● RECORDS TO PROCESS
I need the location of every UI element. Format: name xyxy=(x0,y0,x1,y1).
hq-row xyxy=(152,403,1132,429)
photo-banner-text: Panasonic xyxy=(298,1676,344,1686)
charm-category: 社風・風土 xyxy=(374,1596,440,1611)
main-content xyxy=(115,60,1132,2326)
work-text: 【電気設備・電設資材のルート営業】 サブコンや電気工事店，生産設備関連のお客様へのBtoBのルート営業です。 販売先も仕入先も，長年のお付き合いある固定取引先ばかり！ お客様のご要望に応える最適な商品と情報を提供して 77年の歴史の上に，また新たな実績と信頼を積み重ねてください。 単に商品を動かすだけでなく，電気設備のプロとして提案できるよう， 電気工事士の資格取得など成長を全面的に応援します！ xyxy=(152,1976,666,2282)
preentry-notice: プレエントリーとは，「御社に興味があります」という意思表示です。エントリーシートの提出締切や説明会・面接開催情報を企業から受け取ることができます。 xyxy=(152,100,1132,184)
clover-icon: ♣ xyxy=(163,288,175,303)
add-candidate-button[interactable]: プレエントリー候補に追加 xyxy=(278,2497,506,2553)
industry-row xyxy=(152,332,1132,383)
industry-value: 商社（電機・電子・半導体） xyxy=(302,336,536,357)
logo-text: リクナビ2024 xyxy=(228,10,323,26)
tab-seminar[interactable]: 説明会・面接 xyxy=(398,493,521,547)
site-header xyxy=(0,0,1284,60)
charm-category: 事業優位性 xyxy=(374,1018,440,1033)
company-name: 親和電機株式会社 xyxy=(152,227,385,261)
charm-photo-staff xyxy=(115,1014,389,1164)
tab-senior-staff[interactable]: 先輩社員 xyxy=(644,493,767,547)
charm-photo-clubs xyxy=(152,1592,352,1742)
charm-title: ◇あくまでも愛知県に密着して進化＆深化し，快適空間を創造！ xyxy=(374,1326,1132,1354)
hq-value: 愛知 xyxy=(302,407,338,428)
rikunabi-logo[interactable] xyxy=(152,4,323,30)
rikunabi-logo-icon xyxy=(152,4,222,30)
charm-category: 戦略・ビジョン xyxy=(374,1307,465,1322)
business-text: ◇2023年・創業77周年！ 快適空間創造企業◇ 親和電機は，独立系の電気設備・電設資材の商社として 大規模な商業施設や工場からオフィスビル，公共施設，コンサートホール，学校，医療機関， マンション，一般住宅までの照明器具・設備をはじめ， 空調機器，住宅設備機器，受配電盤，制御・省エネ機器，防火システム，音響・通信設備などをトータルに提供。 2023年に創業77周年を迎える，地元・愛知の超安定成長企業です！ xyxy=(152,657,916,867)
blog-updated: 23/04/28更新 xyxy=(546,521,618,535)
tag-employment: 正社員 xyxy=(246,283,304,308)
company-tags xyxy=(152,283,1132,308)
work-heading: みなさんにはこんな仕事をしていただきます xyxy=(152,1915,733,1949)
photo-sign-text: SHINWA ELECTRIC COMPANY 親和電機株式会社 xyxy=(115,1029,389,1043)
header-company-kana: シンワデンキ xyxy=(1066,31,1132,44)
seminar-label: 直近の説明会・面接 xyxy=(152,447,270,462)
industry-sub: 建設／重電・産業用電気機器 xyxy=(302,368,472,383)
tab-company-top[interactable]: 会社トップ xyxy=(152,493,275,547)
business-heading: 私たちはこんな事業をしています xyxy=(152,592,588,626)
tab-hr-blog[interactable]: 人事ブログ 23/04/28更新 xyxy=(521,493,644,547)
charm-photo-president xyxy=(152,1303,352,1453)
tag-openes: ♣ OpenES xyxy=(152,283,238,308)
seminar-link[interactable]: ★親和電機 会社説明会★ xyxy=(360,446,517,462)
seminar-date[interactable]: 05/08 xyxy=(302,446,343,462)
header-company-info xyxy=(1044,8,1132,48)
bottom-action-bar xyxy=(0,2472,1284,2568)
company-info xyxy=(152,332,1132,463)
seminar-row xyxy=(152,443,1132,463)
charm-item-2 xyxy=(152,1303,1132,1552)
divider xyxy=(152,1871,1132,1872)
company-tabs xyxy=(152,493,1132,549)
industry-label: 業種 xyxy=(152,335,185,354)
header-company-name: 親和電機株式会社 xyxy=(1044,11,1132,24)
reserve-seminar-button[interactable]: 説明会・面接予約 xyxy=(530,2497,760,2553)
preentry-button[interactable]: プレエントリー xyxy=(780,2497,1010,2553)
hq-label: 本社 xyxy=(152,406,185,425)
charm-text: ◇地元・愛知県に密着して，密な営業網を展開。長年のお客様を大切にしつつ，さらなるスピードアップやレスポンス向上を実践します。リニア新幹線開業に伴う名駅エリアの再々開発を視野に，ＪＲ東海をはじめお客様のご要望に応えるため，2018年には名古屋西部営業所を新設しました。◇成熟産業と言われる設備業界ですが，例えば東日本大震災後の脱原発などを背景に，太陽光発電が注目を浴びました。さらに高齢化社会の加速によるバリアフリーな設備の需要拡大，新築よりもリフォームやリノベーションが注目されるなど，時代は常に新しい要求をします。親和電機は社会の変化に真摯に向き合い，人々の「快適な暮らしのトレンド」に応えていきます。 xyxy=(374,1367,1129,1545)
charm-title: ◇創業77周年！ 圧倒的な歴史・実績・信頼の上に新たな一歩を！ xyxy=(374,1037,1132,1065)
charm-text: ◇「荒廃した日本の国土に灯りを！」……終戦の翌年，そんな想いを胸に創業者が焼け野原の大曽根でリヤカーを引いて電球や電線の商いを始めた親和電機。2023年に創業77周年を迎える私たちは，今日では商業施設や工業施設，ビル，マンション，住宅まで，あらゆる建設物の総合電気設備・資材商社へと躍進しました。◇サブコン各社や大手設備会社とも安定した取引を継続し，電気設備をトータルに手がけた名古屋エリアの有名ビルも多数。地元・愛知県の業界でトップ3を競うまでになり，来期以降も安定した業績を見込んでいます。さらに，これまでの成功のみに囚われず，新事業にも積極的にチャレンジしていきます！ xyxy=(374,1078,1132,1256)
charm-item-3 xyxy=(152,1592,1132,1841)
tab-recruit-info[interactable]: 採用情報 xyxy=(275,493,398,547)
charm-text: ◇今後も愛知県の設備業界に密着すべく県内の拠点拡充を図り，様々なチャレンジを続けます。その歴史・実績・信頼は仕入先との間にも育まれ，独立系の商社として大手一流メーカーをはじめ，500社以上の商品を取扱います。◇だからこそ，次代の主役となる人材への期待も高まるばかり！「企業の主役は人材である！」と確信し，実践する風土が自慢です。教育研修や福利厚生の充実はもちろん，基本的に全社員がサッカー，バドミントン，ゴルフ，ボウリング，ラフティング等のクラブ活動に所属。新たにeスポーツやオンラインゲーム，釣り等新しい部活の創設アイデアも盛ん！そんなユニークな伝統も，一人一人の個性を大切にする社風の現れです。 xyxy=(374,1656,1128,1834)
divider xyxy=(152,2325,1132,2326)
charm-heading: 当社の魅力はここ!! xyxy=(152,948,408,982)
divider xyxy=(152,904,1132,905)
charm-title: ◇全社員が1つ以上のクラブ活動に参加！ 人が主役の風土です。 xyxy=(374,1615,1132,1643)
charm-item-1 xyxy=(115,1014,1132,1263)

● GOAL
Reproduce each item above verbatim, line by line, with no character altered, added, or dropped.

● RESPONSE
I need the location of every UI element. Format: name xyxy=(x0,y0,x1,y1).
hq-row xyxy=(152,403,1132,429)
photo-banner-text: Panasonic xyxy=(298,1676,344,1686)
charm-category: 社風・風土 xyxy=(374,1596,440,1611)
main-content xyxy=(115,60,1132,2326)
work-text: 【電気設備・電設資材のルート営業】 サブコンや電気工事店，生産設備関連のお客様へのBtoBのルート営業です。 販売先も仕入先も，長年のお付き合いある固定取引先ばかり！ お客様のご要望に応える最適な商品と情報を提供して 77年の歴史の上に，また新たな実績と信頼を積み重ねてください。 単に商品を動かすだけでなく，電気設備のプロとして提案できるよう， 電気工事士の資格取得など成長を全面的に応援します！ xyxy=(152,1976,666,2282)
preentry-notice: プレエントリーとは，「御社に興味があります」という意思表示です。エントリーシートの提出締切や説明会・面接開催情報を企業から受け取ることができます。 xyxy=(152,100,1132,184)
clover-icon: ♣ xyxy=(163,288,175,303)
add-candidate-button[interactable]: プレエントリー候補に追加 xyxy=(278,2497,506,2553)
industry-row xyxy=(152,332,1132,383)
industry-value: 商社（電機・電子・半導体） xyxy=(302,336,536,357)
logo-text: リクナビ2024 xyxy=(228,10,323,26)
tab-seminar[interactable]: 説明会・面接 xyxy=(398,493,521,547)
site-header xyxy=(0,0,1284,60)
charm-category: 事業優位性 xyxy=(374,1018,440,1033)
company-name: 親和電機株式会社 xyxy=(152,227,385,261)
charm-photo-staff xyxy=(115,1014,389,1164)
tab-senior-staff[interactable]: 先輩社員 xyxy=(644,493,767,547)
charm-photo-clubs xyxy=(152,1592,352,1742)
charm-title: ◇あくまでも愛知県に密着して進化＆深化し，快適空間を創造！ xyxy=(374,1326,1132,1354)
hq-value: 愛知 xyxy=(302,407,338,428)
rikunabi-logo[interactable] xyxy=(152,4,323,30)
rikunabi-logo-icon xyxy=(152,4,222,30)
charm-category: 戦略・ビジョン xyxy=(374,1307,465,1322)
business-text: ◇2023年・創業77周年！ 快適空間創造企業◇ 親和電機は，独立系の電気設備・電設資材の商社として 大規模な商業施設や工場からオフィスビル，公共施設，コンサートホール，学校，医療機関， マンション，一般住宅までの照明器具・設備をはじめ， 空調機器，住宅設備機器，受配電盤，制御・省エネ機器，防火システム，音響・通信設備などをトータルに提供。 2023年に創業77周年を迎える，地元・愛知の超安定成長企業です！ xyxy=(152,657,916,867)
blog-updated: 23/04/28更新 xyxy=(546,521,618,535)
tag-employment: 正社員 xyxy=(246,283,304,308)
company-tags xyxy=(152,283,1132,308)
work-heading: みなさんにはこんな仕事をしていただきます xyxy=(152,1915,733,1949)
photo-sign-text: SHINWA ELECTRIC COMPANY 親和電機株式会社 xyxy=(115,1029,389,1043)
header-company-kana: シンワデンキ xyxy=(1066,31,1132,44)
seminar-label: 直近の説明会・面接 xyxy=(152,447,270,462)
industry-sub: 建設／重電・産業用電気機器 xyxy=(302,368,472,383)
tab-company-top[interactable]: 会社トップ xyxy=(152,493,275,547)
business-heading: 私たちはこんな事業をしています xyxy=(152,592,588,626)
tab-hr-blog[interactable]: 人事ブログ 23/04/28更新 xyxy=(521,493,644,547)
charm-photo-president xyxy=(152,1303,352,1453)
tag-openes: ♣ OpenES xyxy=(152,283,238,308)
seminar-link[interactable]: ★親和電機 会社説明会★ xyxy=(360,446,517,462)
seminar-date[interactable]: 05/08 xyxy=(302,446,343,462)
header-company-info xyxy=(1044,8,1132,48)
bottom-action-bar xyxy=(0,2472,1284,2568)
company-info xyxy=(152,332,1132,463)
seminar-row xyxy=(152,443,1132,463)
charm-item-2 xyxy=(152,1303,1132,1552)
divider xyxy=(152,1871,1132,1872)
company-tabs xyxy=(152,493,1132,549)
industry-label: 業種 xyxy=(152,335,185,354)
header-company-name: 親和電機株式会社 xyxy=(1044,11,1132,24)
reserve-seminar-button[interactable]: 説明会・面接予約 xyxy=(530,2497,760,2553)
preentry-button[interactable]: プレエントリー xyxy=(780,2497,1010,2553)
hq-label: 本社 xyxy=(152,406,185,425)
charm-text: ◇地元・愛知県に密着して，密な営業網を展開。長年のお客様を大切にしつつ，さらなるスピードアップやレスポンス向上を実践します。リニア新幹線開業に伴う名駅エリアの再々開発を視野に，ＪＲ東海をはじめお客様のご要望に応えるため，2018年には名古屋西部営業所を新設しました。◇成熟産業と言われる設備業界ですが，例えば東日本大震災後の脱原発などを背景に，太陽光発電が注目を浴びました。さらに高齢化社会の加速によるバリアフリーな設備の需要拡大，新築よりもリフォームやリノベーションが注目されるなど，時代は常に新しい要求をします。親和電機は社会の変化に真摯に向き合い，人々の「快適な暮らしのトレンド」に応えていきます。 xyxy=(374,1367,1129,1545)
charm-title: ◇創業77周年！ 圧倒的な歴史・実績・信頼の上に新たな一歩を！ xyxy=(374,1037,1132,1065)
charm-text: ◇「荒廃した日本の国土に灯りを！」……終戦の翌年，そんな想いを胸に創業者が焼け野原の大曽根でリヤカーを引いて電球や電線の商いを始めた親和電機。2023年に創業77周年を迎える私たちは，今日では商業施設や工業施設，ビル，マンション，住宅まで，あらゆる建設物の総合電気設備・資材商社へと躍進しました。◇サブコン各社や大手設備会社とも安定した取引を継続し，電気設備をトータルに手がけた名古屋エリアの有名ビルも多数。地元・愛知県の業界でトップ3を競うまでになり，来期以降も安定した業績を見込んでいます。さらに，これまでの成功のみに囚われず，新事業にも積極的にチャレンジしていきます！ xyxy=(374,1078,1132,1256)
charm-item-3 xyxy=(152,1592,1132,1841)
tab-recruit-info[interactable]: 採用情報 xyxy=(275,493,398,547)
charm-text: ◇今後も愛知県の設備業界に密着すべく県内の拠点拡充を図り，様々なチャレンジを続けます。その歴史・実績・信頼は仕入先との間にも育まれ，独立系の商社として大手一流メーカーをはじめ，500社以上の商品を取扱います。◇だからこそ，次代の主役となる人材への期待も高まるばかり！「企業の主役は人材である！」と確信し，実践する風土が自慢です。教育研修や福利厚生の充実はもちろん，基本的に全社員がサッカー，バドミントン，ゴルフ，ボウリング，ラフティング等のクラブ活動に所属。新たにeスポーツやオンラインゲーム，釣り等新しい部活の創設アイデアも盛ん！そんなユニークな伝統も，一人一人の個性を大切にする社風の現れです。 xyxy=(374,1656,1128,1834)
divider xyxy=(152,2325,1132,2326)
charm-heading: 当社の魅力はここ!! xyxy=(152,948,408,982)
divider xyxy=(152,904,1132,905)
charm-title: ◇全社員が1つ以上のクラブ活動に参加！ 人が主役の風土です。 xyxy=(374,1615,1132,1643)
charm-item-1 xyxy=(115,1014,1132,1263)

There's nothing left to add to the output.